> PROBLEM STATEMENT
Tally up the lines where the string "Current" appears; reply with the number only.

> Data records

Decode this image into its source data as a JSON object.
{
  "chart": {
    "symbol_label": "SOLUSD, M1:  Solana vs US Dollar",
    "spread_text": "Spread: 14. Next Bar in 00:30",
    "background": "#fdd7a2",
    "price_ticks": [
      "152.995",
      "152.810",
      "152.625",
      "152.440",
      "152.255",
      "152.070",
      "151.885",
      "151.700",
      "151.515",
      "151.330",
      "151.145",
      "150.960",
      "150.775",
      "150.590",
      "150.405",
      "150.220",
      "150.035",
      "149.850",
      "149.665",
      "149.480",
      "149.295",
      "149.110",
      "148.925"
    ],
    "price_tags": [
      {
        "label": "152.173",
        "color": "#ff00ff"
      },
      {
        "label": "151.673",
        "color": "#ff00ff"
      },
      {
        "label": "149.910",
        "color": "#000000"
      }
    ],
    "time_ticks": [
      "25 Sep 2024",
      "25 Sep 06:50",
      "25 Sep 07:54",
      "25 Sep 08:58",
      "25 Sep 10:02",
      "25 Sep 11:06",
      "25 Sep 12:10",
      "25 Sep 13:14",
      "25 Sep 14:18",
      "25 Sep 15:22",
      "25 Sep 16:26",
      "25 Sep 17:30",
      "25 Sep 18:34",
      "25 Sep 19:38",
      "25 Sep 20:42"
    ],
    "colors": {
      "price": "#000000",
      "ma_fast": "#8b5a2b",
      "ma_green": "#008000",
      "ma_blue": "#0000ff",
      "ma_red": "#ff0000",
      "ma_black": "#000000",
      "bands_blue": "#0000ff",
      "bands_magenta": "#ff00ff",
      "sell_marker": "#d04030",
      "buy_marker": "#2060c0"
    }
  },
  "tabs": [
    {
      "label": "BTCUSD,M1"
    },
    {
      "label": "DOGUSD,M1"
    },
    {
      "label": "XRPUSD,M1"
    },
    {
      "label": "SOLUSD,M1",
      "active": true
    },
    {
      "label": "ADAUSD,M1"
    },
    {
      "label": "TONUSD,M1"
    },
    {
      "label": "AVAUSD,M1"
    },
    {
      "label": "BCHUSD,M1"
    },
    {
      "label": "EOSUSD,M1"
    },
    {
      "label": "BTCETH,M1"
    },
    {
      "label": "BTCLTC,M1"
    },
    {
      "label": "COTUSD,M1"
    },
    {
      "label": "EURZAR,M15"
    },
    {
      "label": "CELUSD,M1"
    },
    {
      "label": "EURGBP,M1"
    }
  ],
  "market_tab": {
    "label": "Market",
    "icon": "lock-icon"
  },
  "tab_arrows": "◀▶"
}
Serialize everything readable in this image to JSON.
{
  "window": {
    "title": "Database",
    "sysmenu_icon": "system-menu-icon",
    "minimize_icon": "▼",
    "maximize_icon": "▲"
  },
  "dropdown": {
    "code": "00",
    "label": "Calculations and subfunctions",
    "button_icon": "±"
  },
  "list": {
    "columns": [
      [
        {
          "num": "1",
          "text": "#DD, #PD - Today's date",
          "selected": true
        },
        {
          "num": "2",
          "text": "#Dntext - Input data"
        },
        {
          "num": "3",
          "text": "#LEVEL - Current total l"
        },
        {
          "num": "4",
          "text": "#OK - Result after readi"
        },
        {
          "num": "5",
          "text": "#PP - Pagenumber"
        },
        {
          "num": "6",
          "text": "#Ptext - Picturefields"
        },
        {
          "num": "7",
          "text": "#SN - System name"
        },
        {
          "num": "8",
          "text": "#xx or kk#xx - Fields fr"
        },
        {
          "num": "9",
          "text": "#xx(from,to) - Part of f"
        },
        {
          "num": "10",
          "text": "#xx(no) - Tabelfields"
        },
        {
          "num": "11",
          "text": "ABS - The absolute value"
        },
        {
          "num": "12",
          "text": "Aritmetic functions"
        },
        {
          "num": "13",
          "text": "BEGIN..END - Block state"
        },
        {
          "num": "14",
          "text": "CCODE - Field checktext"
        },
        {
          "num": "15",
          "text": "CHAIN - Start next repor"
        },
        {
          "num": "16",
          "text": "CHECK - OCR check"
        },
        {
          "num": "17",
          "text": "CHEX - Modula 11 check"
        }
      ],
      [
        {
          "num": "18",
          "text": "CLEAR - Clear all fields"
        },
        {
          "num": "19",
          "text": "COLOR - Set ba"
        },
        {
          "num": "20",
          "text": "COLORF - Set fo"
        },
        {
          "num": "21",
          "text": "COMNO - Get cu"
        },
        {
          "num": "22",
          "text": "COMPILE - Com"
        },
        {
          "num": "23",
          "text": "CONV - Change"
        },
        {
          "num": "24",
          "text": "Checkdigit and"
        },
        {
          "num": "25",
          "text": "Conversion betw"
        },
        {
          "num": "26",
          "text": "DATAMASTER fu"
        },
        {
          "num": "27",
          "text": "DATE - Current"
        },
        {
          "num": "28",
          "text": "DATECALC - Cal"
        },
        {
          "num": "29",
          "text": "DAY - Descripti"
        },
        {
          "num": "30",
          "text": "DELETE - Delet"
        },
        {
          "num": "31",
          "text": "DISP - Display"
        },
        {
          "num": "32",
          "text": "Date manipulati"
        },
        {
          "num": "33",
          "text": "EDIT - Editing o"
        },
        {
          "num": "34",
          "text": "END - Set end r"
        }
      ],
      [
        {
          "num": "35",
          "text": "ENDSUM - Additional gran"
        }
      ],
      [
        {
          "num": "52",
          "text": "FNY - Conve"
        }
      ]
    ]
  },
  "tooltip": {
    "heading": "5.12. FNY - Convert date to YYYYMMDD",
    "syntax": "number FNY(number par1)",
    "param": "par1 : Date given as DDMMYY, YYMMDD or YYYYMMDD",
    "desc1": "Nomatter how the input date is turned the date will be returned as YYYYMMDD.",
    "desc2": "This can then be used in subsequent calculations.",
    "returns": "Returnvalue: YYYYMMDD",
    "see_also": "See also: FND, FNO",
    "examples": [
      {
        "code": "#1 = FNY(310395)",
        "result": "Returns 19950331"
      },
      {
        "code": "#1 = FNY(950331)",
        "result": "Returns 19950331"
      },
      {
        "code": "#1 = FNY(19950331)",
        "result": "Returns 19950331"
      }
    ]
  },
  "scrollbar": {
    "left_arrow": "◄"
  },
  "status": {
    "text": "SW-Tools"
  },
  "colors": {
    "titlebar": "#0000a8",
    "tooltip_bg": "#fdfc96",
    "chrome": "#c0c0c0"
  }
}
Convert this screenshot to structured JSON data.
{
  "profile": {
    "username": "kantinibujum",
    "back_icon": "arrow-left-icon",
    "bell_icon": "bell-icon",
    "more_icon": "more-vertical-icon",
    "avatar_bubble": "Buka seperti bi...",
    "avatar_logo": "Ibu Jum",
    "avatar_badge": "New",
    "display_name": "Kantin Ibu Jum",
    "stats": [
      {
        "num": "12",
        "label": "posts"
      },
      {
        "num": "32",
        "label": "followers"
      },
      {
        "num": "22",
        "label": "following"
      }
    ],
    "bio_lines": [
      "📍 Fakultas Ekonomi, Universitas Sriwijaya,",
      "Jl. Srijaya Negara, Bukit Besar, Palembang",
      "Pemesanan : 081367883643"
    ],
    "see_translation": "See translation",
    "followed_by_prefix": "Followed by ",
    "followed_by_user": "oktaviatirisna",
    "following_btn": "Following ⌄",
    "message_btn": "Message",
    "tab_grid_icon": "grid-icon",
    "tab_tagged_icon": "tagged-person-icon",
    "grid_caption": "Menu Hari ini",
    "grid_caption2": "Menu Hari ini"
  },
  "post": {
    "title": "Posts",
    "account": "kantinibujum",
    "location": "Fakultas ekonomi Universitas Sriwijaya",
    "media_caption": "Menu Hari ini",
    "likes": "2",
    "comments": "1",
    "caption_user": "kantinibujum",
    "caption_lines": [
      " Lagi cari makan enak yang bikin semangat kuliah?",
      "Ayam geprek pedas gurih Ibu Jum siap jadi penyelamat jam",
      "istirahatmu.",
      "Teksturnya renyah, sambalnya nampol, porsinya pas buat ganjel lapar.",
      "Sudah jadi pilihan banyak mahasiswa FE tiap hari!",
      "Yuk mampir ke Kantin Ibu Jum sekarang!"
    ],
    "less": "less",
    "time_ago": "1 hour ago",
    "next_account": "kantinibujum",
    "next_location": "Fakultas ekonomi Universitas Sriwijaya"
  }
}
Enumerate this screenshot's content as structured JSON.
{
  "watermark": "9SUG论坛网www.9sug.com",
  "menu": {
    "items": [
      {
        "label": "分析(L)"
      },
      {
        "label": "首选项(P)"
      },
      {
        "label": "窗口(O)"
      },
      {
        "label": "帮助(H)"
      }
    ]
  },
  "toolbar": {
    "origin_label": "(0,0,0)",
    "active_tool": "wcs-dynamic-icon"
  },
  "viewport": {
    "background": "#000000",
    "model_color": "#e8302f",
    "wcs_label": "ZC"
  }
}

> REPLY TO THE EXERCISE
2